Task to complete:
Can you transcribe the article on the Samaritan woman at the well, beginning at the words "In Spirit And" and stopping after "for a drink."?

Extracted text:
++++++

In Spirit And In Truth
EXPOSITORY ARTICLE | Jeff Asher | Nachogdoches, Texas
In John four, Jesus converses with a Samaritan woman at Jacob’s well. His objective is to prepare her intellectually and spiritually so that He may introduce Himself to her as the Messiah. He used the circumstances of their meeting and their mutual need for the well to initiate the conversation. Jesus asked her to favor Him by drawing water from the well for a drink.
The woman was somewhat taken aback by the request. She expressed her cultural shock with a straight response, “How is it that you who are a Jew ask for water from a Samaritan woman like me?” Jesus, with good manners, good taste, and good intentions, ignores her startled unbelief and answers the question without ever addressing it directly. Instead, Jesus initiates a conversation about water, well, not really. The Lord says, “Well, if you knew who you were talking to you would have asked me for water.”

++++++

Information shown:
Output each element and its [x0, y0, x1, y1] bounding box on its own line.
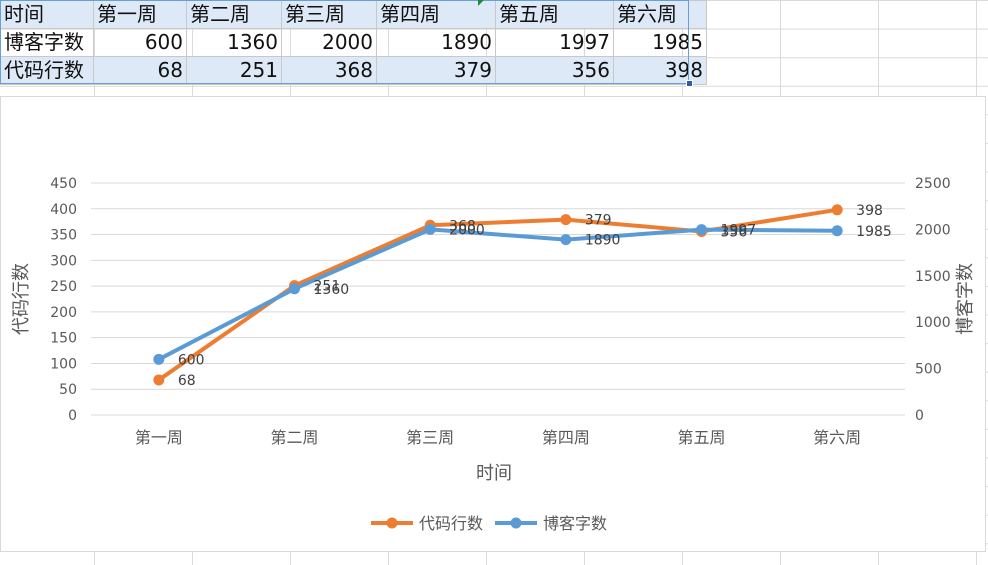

++++++

Right answer:
In Spirit And In Truth
EXPOSITORY ARTICLE | Jeff Asher | Nachogdoches, Texas
In John four, Jesus converses with a Samaritan woman at Jacob’s well. His objective is to prepare her intellectually and spiritually so that He may introduce Himself to her as the Messiah. He used the circumstances of their meeting and their mutual need for the well to initiate the conversation. Jesus asked her to favor Him by drawing water from the well for a drink.